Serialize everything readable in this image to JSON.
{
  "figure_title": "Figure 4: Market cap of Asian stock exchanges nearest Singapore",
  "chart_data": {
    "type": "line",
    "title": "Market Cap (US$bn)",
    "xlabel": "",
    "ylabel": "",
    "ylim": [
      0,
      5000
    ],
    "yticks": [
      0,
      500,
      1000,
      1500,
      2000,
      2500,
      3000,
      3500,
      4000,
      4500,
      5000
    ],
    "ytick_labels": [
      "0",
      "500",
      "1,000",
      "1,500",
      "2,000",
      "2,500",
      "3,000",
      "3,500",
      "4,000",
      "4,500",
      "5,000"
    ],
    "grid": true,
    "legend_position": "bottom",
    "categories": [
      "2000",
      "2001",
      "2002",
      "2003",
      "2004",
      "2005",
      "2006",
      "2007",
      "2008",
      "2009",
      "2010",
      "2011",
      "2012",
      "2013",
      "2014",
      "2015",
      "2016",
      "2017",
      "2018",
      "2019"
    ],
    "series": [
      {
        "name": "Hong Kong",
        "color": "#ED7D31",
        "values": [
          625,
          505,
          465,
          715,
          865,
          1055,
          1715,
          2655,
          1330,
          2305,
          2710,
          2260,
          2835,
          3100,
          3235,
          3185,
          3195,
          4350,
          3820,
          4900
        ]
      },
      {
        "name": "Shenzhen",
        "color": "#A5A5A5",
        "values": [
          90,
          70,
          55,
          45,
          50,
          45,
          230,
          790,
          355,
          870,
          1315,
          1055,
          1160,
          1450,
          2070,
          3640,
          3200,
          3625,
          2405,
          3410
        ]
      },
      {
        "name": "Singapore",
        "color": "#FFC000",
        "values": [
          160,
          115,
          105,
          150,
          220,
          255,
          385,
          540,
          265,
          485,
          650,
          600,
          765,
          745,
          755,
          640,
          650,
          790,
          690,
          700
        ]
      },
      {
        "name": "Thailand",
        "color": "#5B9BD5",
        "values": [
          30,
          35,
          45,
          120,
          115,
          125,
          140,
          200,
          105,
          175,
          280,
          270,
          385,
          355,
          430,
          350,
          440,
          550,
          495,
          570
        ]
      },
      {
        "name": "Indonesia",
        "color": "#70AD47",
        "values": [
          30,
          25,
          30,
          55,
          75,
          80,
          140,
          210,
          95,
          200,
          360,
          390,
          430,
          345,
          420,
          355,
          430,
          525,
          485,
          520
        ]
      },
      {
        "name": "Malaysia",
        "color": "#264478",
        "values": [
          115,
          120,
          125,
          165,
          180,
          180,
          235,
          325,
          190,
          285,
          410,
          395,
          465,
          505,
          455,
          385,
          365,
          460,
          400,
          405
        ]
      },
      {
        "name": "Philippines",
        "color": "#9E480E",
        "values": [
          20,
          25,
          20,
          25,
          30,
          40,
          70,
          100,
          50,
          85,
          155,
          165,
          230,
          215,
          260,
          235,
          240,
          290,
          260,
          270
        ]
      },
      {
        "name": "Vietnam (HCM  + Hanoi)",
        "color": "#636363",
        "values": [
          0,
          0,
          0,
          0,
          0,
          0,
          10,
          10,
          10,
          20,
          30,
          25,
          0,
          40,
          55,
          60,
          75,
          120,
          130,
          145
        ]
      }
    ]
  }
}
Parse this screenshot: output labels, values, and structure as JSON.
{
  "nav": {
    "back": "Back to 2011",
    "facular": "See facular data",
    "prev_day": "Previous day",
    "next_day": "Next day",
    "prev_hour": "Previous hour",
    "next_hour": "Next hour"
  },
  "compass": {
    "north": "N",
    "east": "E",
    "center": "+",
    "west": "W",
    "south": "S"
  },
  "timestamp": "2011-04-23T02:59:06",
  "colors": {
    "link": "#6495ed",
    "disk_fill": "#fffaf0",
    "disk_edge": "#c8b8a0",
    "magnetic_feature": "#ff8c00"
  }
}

- - -

**CHALLENGE:**
Every entry needs to be retyped exactly.

**WRITTEN REPLY:**
Serialize everything readable in this image to JSON.
{
  "figure_title": "Figure 4: Market cap of Asian stock exchanges nearest Singapore",
  "chart_data": {
    "type": "line",
    "title": "Market Cap (US$bn)",
    "xlabel": "",
    "ylabel": "",
    "ylim": [
      0,
      5000
    ],
    "yticks": [
      0,
      500,
      1000,
      1500,
      2000,
      2500,
      3000,
      3500,
      4000,
      4500,
      5000
    ],
    "ytick_labels": [
      "0",
      "500",
      "1,000",
      "1,500",
      "2,000",
      "2,500",
      "3,000",
      "3,500",
      "4,000",
      "4,500",
      "5,000"
    ],
    "grid": true,
    "legend_position": "bottom",
    "categories": [
      "2000",
      "2001",
      "2002",
      "2003",
      "2004",
      "2005",
      "2006",
      "2007",
      "2008",
      "2009",
      "2010",
      "2011",
      "2012",
      "2013",
      "2014",
      "2015",
      "2016",
      "2017",
      "2018",
      "2019"
    ],
    "series": [
      {
        "name": "Hong Kong",
        "color": "#ED7D31",
        "values": [
          625,
          505,
          465,
          715,
          865,
          1055,
          1715,
          2655,
          1330,
          2305,
          2710,
          2260,
          2835,
          3100,
          3235,
          3185,
          3195,
          4350,
          3820,
          4900
        ]
      },
      {
        "name": "Shenzhen",
        "color": "#A5A5A5",
        "values": [
          90,
          70,
          55,
          45,
          50,
          45,
          230,
          790,
          355,
          870,
          1315,
          1055,
          1160,
          1450,
          2070,
          3640,
          3200,
          3625,
          2405,
          3410
        ]
      },
      {
        "name": "Singapore",
        "color": "#FFC000",
        "values": [
          160,
          115,
          105,
          150,
          220,
          255,
          385,
          540,
          265,
          485,
          650,
          600,
          765,
          745,
          755,
          640,
          650,
          790,
          690,
          700
        ]
      },
      {
        "name": "Thailand",
        "color": "#5B9BD5",
        "values": [
          30,
          35,
          45,
          120,
          115,
          125,
          140,
          200,
          105,
          175,
          280,
          270,
          385,
          355,
          430,
          350,
          440,
          550,
          495,
          570
        ]
      },
      {
        "name": "Indonesia",
        "color": "#70AD47",
        "values": [
          30,
          25,
          30,
          55,
          75,
          80,
          140,
          210,
          95,
          200,
          360,
          390,
          430,
          345,
          420,
          355,
          430,
          525,
          485,
          520
        ]
      },
      {
        "name": "Malaysia",
        "color": "#264478",
        "values": [
          115,
          120,
          125,
          165,
          180,
          180,
          235,
          325,
          190,
          285,
          410,
          395,
          465,
          505,
          455,
          385,
          365,
          460,
          400,
          405
        ]
      },
      {
        "name": "Philippines",
        "color": "#9E480E",
        "values": [
          20,
          25,
          20,
          25,
          30,
          40,
          70,
          100,
          50,
          85,
          155,
          165,
          230,
          215,
          260,
          235,
          240,
          290,
          260,
          270
        ]
      },
      {
        "name": "Vietnam (HCM  + Hanoi)",
        "color": "#636363",
        "values": [
          0,
          0,
          0,
          0,
          0,
          0,
          10,
          10,
          10,
          20,
          30,
          25,
          0,
          40,
          55,
          60,
          75,
          120,
          130,
          145
        ]
      }
    ]
  }
}
Parse this screenshot: output labels, values, and structure as JSON.
{
  "nav": {
    "back": "Back to 2011",
    "facular": "See facular data",
    "prev_day": "Previous day",
    "next_day": "Next day",
    "prev_hour": "Previous hour",
    "next_hour": "Next hour"
  },
  "compass": {
    "north": "N",
    "east": "E",
    "center": "+",
    "west": "W",
    "south": "S"
  },
  "timestamp": "2011-04-23T02:59:06",
  "colors": {
    "link": "#6495ed",
    "disk_fill": "#fffaf0",
    "disk_edge": "#c8b8a0",
    "magnetic_feature": "#ff8c00"
  }
}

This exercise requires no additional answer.